___ Information given

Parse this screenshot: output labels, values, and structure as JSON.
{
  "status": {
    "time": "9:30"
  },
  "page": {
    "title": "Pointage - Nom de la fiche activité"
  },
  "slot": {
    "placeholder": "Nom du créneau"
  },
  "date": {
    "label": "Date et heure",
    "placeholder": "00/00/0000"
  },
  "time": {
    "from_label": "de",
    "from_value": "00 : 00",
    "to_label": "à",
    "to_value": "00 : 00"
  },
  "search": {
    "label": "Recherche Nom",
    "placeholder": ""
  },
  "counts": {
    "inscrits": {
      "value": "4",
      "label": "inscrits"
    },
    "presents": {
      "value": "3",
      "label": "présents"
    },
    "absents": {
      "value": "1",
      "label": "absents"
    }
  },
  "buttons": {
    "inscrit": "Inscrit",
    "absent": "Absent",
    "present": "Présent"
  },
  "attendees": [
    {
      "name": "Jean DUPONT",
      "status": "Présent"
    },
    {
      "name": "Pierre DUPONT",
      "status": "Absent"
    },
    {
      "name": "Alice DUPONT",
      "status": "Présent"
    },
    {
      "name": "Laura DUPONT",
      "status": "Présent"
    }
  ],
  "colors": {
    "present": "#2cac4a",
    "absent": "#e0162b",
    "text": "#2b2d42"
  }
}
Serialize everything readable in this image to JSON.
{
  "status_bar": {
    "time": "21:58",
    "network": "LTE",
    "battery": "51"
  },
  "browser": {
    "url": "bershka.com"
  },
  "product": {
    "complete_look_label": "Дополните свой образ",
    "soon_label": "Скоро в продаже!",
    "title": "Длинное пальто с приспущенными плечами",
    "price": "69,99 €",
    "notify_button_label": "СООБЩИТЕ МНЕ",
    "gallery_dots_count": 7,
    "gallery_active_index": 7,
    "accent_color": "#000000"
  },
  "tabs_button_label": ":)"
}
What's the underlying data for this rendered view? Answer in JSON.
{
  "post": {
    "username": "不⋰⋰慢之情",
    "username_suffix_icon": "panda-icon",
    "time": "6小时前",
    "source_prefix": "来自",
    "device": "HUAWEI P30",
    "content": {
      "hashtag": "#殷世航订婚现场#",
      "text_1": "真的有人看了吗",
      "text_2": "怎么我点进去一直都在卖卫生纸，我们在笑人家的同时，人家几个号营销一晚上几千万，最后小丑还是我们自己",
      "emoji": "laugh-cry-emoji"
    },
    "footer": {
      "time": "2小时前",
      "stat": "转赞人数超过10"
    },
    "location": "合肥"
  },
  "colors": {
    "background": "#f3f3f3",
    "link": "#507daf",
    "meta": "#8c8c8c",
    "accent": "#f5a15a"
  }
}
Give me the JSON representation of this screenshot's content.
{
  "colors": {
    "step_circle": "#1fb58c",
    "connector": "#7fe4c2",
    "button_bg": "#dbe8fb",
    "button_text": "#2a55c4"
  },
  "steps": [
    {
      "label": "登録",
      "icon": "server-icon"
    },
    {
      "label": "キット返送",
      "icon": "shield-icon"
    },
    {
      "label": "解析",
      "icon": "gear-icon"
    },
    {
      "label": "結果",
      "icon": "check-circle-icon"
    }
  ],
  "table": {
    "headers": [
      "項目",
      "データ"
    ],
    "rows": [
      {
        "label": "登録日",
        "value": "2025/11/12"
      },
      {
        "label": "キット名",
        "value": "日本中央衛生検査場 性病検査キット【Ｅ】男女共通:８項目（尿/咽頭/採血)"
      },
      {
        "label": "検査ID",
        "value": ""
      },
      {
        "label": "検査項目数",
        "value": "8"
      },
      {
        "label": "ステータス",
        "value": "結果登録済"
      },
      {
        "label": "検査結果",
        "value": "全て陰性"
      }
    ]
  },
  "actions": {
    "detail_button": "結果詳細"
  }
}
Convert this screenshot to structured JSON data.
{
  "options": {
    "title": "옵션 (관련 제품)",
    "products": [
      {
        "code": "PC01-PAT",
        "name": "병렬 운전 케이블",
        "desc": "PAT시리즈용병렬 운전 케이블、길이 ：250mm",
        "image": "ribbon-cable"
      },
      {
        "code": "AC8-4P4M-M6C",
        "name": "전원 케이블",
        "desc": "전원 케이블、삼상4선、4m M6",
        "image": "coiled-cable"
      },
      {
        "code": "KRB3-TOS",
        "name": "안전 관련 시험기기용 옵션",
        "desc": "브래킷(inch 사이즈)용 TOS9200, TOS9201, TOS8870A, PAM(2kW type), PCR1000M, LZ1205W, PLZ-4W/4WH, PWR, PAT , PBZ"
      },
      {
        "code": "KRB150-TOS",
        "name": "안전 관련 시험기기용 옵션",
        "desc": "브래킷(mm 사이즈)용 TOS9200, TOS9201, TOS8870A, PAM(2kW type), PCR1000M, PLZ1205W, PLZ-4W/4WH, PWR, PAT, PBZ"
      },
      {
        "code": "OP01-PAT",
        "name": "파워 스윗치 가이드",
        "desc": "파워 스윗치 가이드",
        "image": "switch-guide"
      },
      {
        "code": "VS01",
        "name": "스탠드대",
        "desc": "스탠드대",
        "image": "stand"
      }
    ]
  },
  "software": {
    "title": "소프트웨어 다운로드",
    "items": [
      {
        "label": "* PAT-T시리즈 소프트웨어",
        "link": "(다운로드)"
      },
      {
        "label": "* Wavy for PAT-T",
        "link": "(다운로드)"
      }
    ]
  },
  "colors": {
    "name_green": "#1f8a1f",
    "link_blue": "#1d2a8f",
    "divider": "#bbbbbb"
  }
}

______

_Aim of the exercise_
Show every line of the records above that contains the word "placeholder".

_Full answer_
    "placeholder": "Nom du créneau"
    "placeholder": "00/00/0000"
    "placeholder": ""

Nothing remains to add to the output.